▶ [Given entries]
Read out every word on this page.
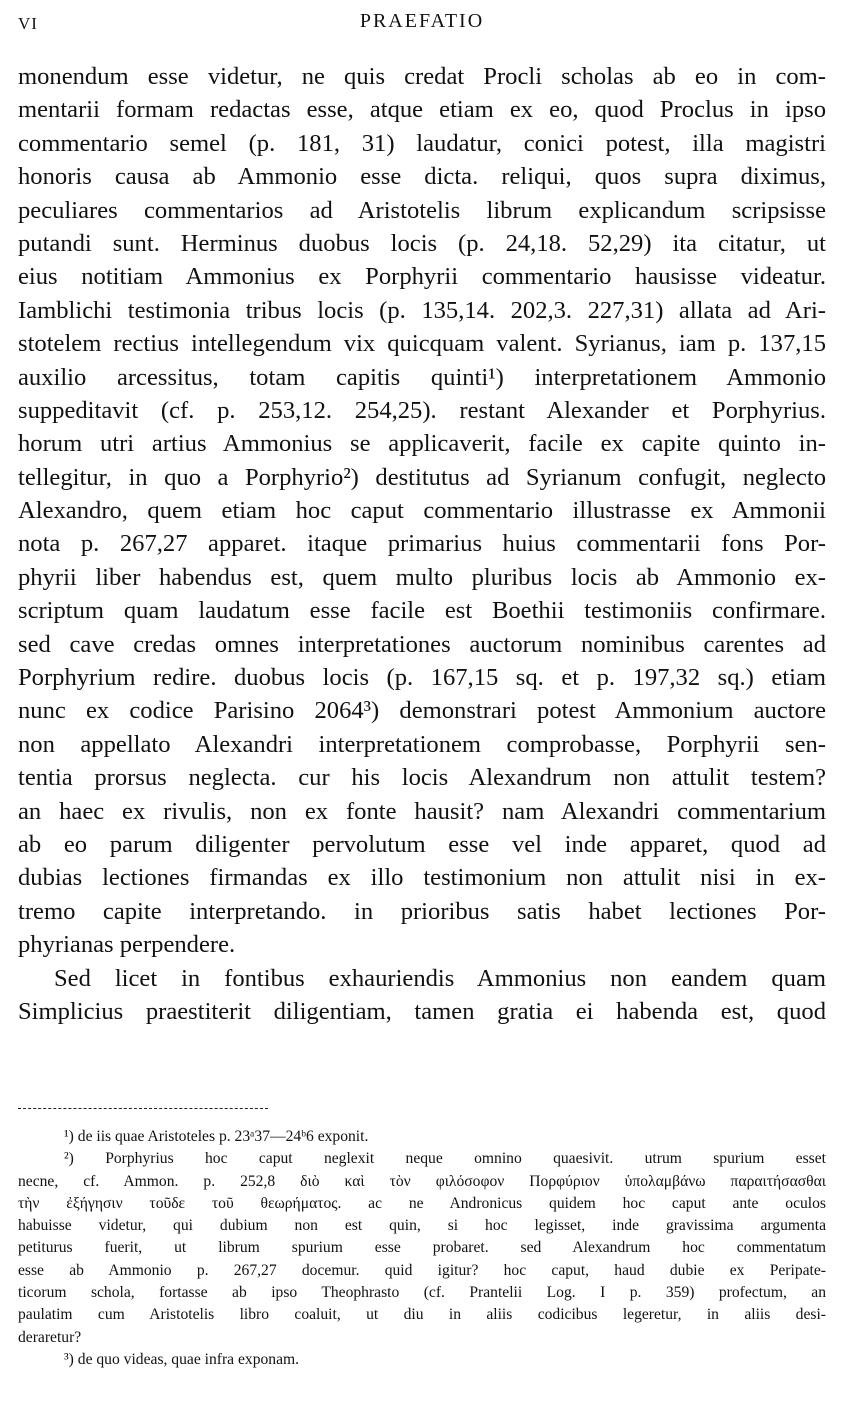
VI	PRAEFATIO
monendum esse videtur, ne quis credat Procli scholas ab eo in com-
mentarii formam redactas esse, atque etiam ex eo, quod Proclus in ipso
commentario semel (p. 181, 31) laudatur, conici potest, illa magistri
honoris causa ab Ammonio esse dicta. reliqui, quos supra diximus,
peculiares commentarios ad Aristotelis librum explicandum scripsisse
putandi sunt. Herminus duobus locis (p. 24,18. 52,29) ita citatur, ut
eius notitiam Ammonius ex Porphyrii commentario hausisse videatur.
Iamblichi testimonia tribus locis (p. 135,14. 202,3. 227,31) allata ad Ari-
stotelem rectius intellegendum vix quicquam valent. Syrianus, iam p. 137,15
auxilio arcessitus, totam capitis quinti¹) interpretationem Ammonio
suppeditavit (cf. p. 253,12. 254,25). restant Alexander et Porphyrius.
horum utri artius Ammonius se applicaverit, facile ex capite quinto in-
tellegitur, in quo a Porphyrio²) destitutus ad Syrianum confugit, neglecto
Alexandro, quem etiam hoc caput commentario illustrasse ex Ammonii
nota p. 267,27 apparet. itaque primarius huius commentarii fons Por-
phyrii liber habendus est, quem multo pluribus locis ab Ammonio ex-
scriptum quam laudatum esse facile est Boethii testimoniis confirmare.
sed cave credas omnes interpretationes auctorum nominibus carentes ad
Porphyrium redire. duobus locis (p. 167,15 sq. et p. 197,32 sq.) etiam
nunc ex codice Parisino 2064³) demonstrari potest Ammonium auctore
non appellato Alexandri interpretationem comprobasse, Porphyrii sen-
tentia prorsus neglecta. cur his locis Alexandrum non attulit testem?
an haec ex rivulis, non ex fonte hausit? nam Alexandri commentarium
ab eo parum diligenter pervolutum esse vel inde apparet, quod ad
dubias lectiones firmandas ex illo testimonium non attulit nisi in ex-
tremo capite interpretando. in prioribus satis habet lectiones Por-
phyrianas perpendere.
Sed licet in fontibus exhauriendis Ammonius non eandem quam
Simplicius praestiterit diligentiam, tamen gratia ei habenda est, quod
¹) de iis quae Aristoteles p. 23ᵃ37—24ᵇ6 exponit.
²) Porphyrius hoc caput neglexit neque omnino quaesivit. utrum spurium esset
necne, cf. Ammon. p. 252,8 διὸ καὶ τὸν φιλόσοφον Πορφύριον ὑπολαμβάνω παραιτήσασθαι
τὴν ἐξήγησιν τοῦδε τοῦ θεωρήματος. ac ne Andronicus quidem hoc caput ante oculos
habuisse videtur, qui dubium non est quin, si hoc legisset, inde gravissima argumenta
petiturus fuerit, ut librum spurium esse probaret. sed Alexandrum hoc commentatum
esse ab Ammonio p. 267,27 docemur. quid igitur? hoc caput, haud dubie ex Peripate-
ticorum schola, fortasse ab ipso Theophrasto (cf. Prantelii Log. I p. 359) profectum, an
paulatim cum Aristotelis libro coaluit, ut diu in aliis codicibus legeretur, in aliis desi-
deraretur?
³) de quo videas, quae infra exponam.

▶ [Aim of the task] Make an exact copy of all entries above, dropping the images.

▶ [Answer below]
Read out every word on this page.
VI	PRAEFATIO
monendum esse videtur, ne quis credat Procli scholas ab eo in com-
mentarii formam redactas esse, atque etiam ex eo, quod Proclus in ipso
commentario semel (p. 181, 31) laudatur, conici potest, illa magistri
honoris causa ab Ammonio esse dicta. reliqui, quos supra diximus,
peculiares commentarios ad Aristotelis librum explicandum scripsisse
putandi sunt. Herminus duobus locis (p. 24,18. 52,29) ita citatur, ut
eius notitiam Ammonius ex Porphyrii commentario hausisse videatur.
Iamblichi testimonia tribus locis (p. 135,14. 202,3. 227,31) allata ad Ari-
stotelem rectius intellegendum vix quicquam valent. Syrianus, iam p. 137,15
auxilio arcessitus, totam capitis quinti¹) interpretationem Ammonio
suppeditavit (cf. p. 253,12. 254,25). restant Alexander et Porphyrius.
horum utri artius Ammonius se applicaverit, facile ex capite quinto in-
tellegitur, in quo a Porphyrio²) destitutus ad Syrianum confugit, neglecto
Alexandro, quem etiam hoc caput commentario illustrasse ex Ammonii
nota p. 267,27 apparet. itaque primarius huius commentarii fons Por-
phyrii liber habendus est, quem multo pluribus locis ab Ammonio ex-
scriptum quam laudatum esse facile est Boethii testimoniis confirmare.
sed cave credas omnes interpretationes auctorum nominibus carentes ad
Porphyrium redire. duobus locis (p. 167,15 sq. et p. 197,32 sq.) etiam
nunc ex codice Parisino 2064³) demonstrari potest Ammonium auctore
non appellato Alexandri interpretationem comprobasse, Porphyrii sen-
tentia prorsus neglecta. cur his locis Alexandrum non attulit testem?
an haec ex rivulis, non ex fonte hausit? nam Alexandri commentarium
ab eo parum diligenter pervolutum esse vel inde apparet, quod ad
dubias lectiones firmandas ex illo testimonium non attulit nisi in ex-
tremo capite interpretando. in prioribus satis habet lectiones Por-
phyrianas perpendere.
Sed licet in fontibus exhauriendis Ammonius non eandem quam
Simplicius praestiterit diligentiam, tamen gratia ei habenda est, quod
¹) de iis quae Aristoteles p. 23ᵃ37—24ᵇ6 exponit.
²) Porphyrius hoc caput neglexit neque omnino quaesivit. utrum spurium esset
necne, cf. Ammon. p. 252,8 διὸ καὶ τὸν φιλόσοφον Πορφύριον ὑπολαμβάνω παραιτήσασθαι
τὴν ἐξήγησιν τοῦδε τοῦ θεωρήματος. ac ne Andronicus quidem hoc caput ante oculos
habuisse videtur, qui dubium non est quin, si hoc legisset, inde gravissima argumenta
petiturus fuerit, ut librum spurium esse probaret. sed Alexandrum hoc commentatum
esse ab Ammonio p. 267,27 docemur. quid igitur? hoc caput, haud dubie ex Peripate-
ticorum schola, fortasse ab ipso Theophrasto (cf. Prantelii Log. I p. 359) profectum, an
paulatim cum Aristotelis libro coaluit, ut diu in aliis codicibus legeretur, in aliis desi-
deraretur?
³) de quo videas, quae infra exponam.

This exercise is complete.